Part of a data file
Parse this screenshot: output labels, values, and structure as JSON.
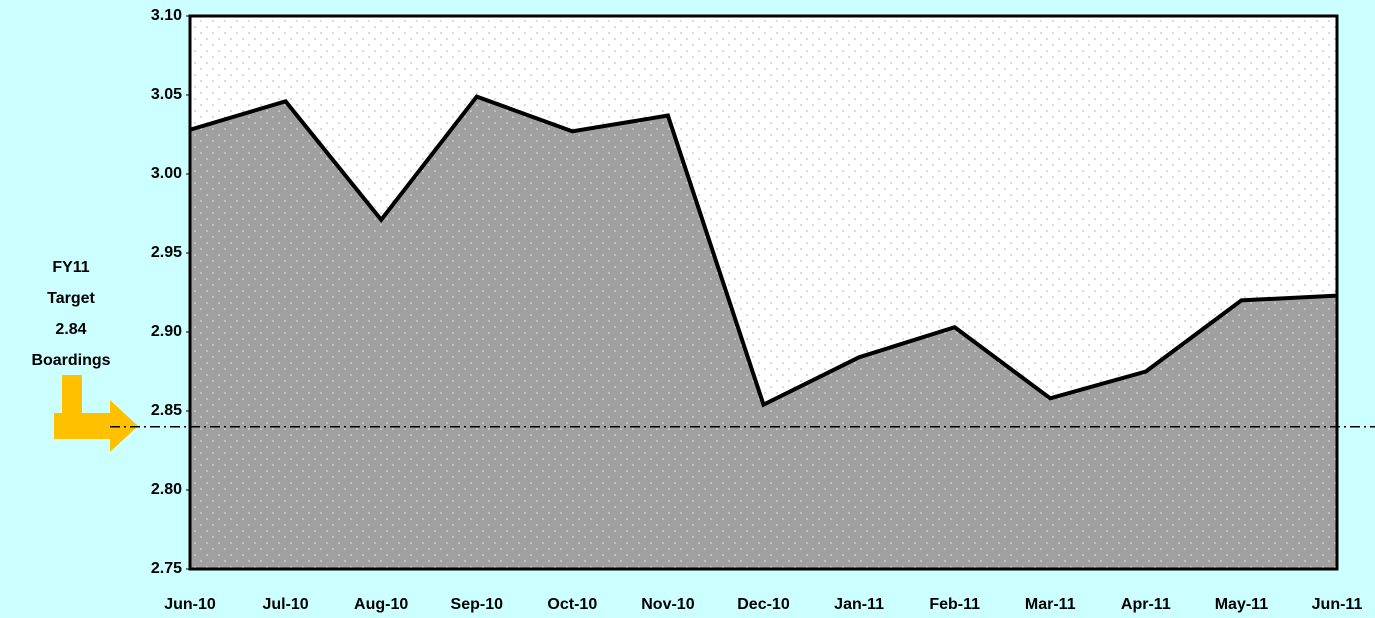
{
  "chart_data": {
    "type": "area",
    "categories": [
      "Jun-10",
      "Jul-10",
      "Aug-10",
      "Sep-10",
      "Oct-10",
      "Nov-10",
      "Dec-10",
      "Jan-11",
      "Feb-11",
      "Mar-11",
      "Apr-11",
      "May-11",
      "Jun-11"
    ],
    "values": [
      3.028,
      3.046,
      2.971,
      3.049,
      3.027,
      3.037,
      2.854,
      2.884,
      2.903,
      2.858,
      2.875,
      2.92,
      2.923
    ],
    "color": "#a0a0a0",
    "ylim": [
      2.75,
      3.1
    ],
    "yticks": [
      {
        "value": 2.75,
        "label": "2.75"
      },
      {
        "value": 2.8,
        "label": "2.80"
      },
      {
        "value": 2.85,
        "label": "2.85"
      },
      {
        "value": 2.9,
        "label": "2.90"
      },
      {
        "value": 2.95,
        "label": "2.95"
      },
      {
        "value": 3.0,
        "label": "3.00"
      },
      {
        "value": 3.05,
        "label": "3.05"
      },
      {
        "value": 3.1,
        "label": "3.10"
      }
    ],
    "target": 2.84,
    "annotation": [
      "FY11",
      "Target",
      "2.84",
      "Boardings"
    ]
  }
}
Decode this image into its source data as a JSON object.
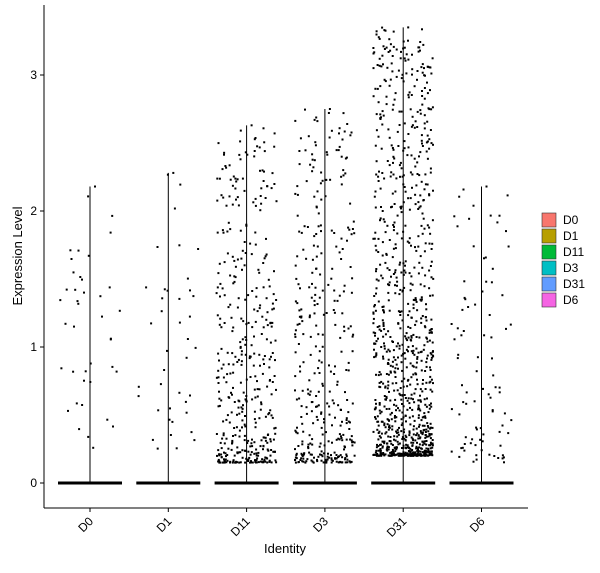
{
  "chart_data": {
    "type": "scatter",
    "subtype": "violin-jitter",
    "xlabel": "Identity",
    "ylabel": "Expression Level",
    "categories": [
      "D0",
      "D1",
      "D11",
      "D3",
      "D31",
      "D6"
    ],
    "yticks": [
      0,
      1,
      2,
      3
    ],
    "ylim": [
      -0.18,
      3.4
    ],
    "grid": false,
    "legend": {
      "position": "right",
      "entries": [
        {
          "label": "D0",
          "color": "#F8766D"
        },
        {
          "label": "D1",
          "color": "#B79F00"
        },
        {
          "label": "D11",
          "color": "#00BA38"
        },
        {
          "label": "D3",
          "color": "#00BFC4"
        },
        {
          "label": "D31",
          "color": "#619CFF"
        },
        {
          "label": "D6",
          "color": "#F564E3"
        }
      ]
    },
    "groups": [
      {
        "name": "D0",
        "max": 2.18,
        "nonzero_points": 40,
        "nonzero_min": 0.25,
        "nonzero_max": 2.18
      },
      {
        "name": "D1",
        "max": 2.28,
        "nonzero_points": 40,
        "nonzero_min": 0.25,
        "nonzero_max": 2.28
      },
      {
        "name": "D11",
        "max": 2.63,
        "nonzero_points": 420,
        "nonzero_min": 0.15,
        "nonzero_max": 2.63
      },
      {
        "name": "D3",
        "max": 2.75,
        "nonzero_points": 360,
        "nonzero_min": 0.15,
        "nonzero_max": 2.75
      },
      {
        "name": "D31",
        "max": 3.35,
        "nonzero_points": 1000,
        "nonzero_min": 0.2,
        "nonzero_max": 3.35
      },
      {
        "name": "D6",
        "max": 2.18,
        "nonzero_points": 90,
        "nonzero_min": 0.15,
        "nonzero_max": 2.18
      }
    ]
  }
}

REQUIREMENT:
Reproduce each line exactly as it appears, omitting the pictures.

WRITTEN RESPONSE:
Parse this screenshot: output labels, values, and structure as JSON.
{
  "chart_data": {
    "type": "area",
    "categories": [
      "Jun-10",
      "Jul-10",
      "Aug-10",
      "Sep-10",
      "Oct-10",
      "Nov-10",
      "Dec-10",
      "Jan-11",
      "Feb-11",
      "Mar-11",
      "Apr-11",
      "May-11",
      "Jun-11"
    ],
    "values": [
      3.028,
      3.046,
      2.971,
      3.049,
      3.027,
      3.037,
      2.854,
      2.884,
      2.903,
      2.858,
      2.875,
      2.92,
      2.923
    ],
    "color": "#a0a0a0",
    "ylim": [
      2.75,
      3.1
    ],
    "yticks": [
      {
        "value": 2.75,
        "label": "2.75"
      },
      {
        "value": 2.8,
        "label": "2.80"
      },
      {
        "value": 2.85,
        "label": "2.85"
      },
      {
        "value": 2.9,
        "label": "2.90"
      },
      {
        "value": 2.95,
        "label": "2.95"
      },
      {
        "value": 3.0,
        "label": "3.00"
      },
      {
        "value": 3.05,
        "label": "3.05"
      },
      {
        "value": 3.1,
        "label": "3.10"
      }
    ],
    "target": 2.84,
    "annotation": [
      "FY11",
      "Target",
      "2.84",
      "Boardings"
    ]
  }
}
Decode this image into its source data as a JSON object.
{
  "chart_data": {
    "type": "scatter",
    "subtype": "violin-jitter",
    "xlabel": "Identity",
    "ylabel": "Expression Level",
    "categories": [
      "D0",
      "D1",
      "D11",
      "D3",
      "D31",
      "D6"
    ],
    "yticks": [
      0,
      1,
      2,
      3
    ],
    "ylim": [
      -0.18,
      3.4
    ],
    "grid": false,
    "legend": {
      "position": "right",
      "entries": [
        {
          "label": "D0",
          "color": "#F8766D"
        },
        {
          "label": "D1",
          "color": "#B79F00"
        },
        {
          "label": "D11",
          "color": "#00BA38"
        },
        {
          "label": "D3",
          "color": "#00BFC4"
        },
        {
          "label": "D31",
          "color": "#619CFF"
        },
        {
          "label": "D6",
          "color": "#F564E3"
        }
      ]
    },
    "groups": [
      {
        "name": "D0",
        "max": 2.18,
        "nonzero_points": 40,
        "nonzero_min": 0.25,
        "nonzero_max": 2.18
      },
      {
        "name": "D1",
        "max": 2.28,
        "nonzero_points": 40,
        "nonzero_min": 0.25,
        "nonzero_max": 2.28
      },
      {
        "name": "D11",
        "max": 2.63,
        "nonzero_points": 420,
        "nonzero_min": 0.15,
        "nonzero_max": 2.63
      },
      {
        "name": "D3",
        "max": 2.75,
        "nonzero_points": 360,
        "nonzero_min": 0.15,
        "nonzero_max": 2.75
      },
      {
        "name": "D31",
        "max": 3.35,
        "nonzero_points": 1000,
        "nonzero_min": 0.2,
        "nonzero_max": 3.35
      },
      {
        "name": "D6",
        "max": 2.18,
        "nonzero_points": 90,
        "nonzero_min": 0.15,
        "nonzero_max": 2.18
      }
    ]
  }
}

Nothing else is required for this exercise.